» **WHAT YOU ARE ASKED TO DO**
Quote the whole listing verbatim.

[START OF GIVEN DATA]

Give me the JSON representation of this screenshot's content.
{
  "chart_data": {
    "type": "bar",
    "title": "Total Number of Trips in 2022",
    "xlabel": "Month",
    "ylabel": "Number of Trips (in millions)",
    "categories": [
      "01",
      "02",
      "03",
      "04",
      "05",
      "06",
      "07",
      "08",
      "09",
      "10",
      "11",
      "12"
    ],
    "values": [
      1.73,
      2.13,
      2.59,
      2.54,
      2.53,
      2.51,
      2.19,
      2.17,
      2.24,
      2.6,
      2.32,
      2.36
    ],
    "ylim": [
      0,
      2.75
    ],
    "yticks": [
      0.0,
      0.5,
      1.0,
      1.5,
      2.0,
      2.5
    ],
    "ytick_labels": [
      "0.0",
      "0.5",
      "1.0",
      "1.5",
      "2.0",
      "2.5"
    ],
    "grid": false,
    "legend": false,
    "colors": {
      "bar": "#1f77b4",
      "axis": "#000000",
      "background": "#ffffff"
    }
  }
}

[END OF GIVEN DATA]

» **OUTPUT**
Give me the JSON representation of this screenshot's content.
{
  "chart_data": {
    "type": "bar",
    "title": "Total Number of Trips in 2022",
    "xlabel": "Month",
    "ylabel": "Number of Trips (in millions)",
    "categories": [
      "01",
      "02",
      "03",
      "04",
      "05",
      "06",
      "07",
      "08",
      "09",
      "10",
      "11",
      "12"
    ],
    "values": [
      1.73,
      2.13,
      2.59,
      2.54,
      2.53,
      2.51,
      2.19,
      2.17,
      2.24,
      2.6,
      2.32,
      2.36
    ],
    "ylim": [
      0,
      2.75
    ],
    "yticks": [
      0.0,
      0.5,
      1.0,
      1.5,
      2.0,
      2.5
    ],
    "ytick_labels": [
      "0.0",
      "0.5",
      "1.0",
      "1.5",
      "2.0",
      "2.5"
    ],
    "grid": false,
    "legend": false,
    "colors": {
      "bar": "#1f77b4",
      "axis": "#000000",
      "background": "#ffffff"
    }
  }
}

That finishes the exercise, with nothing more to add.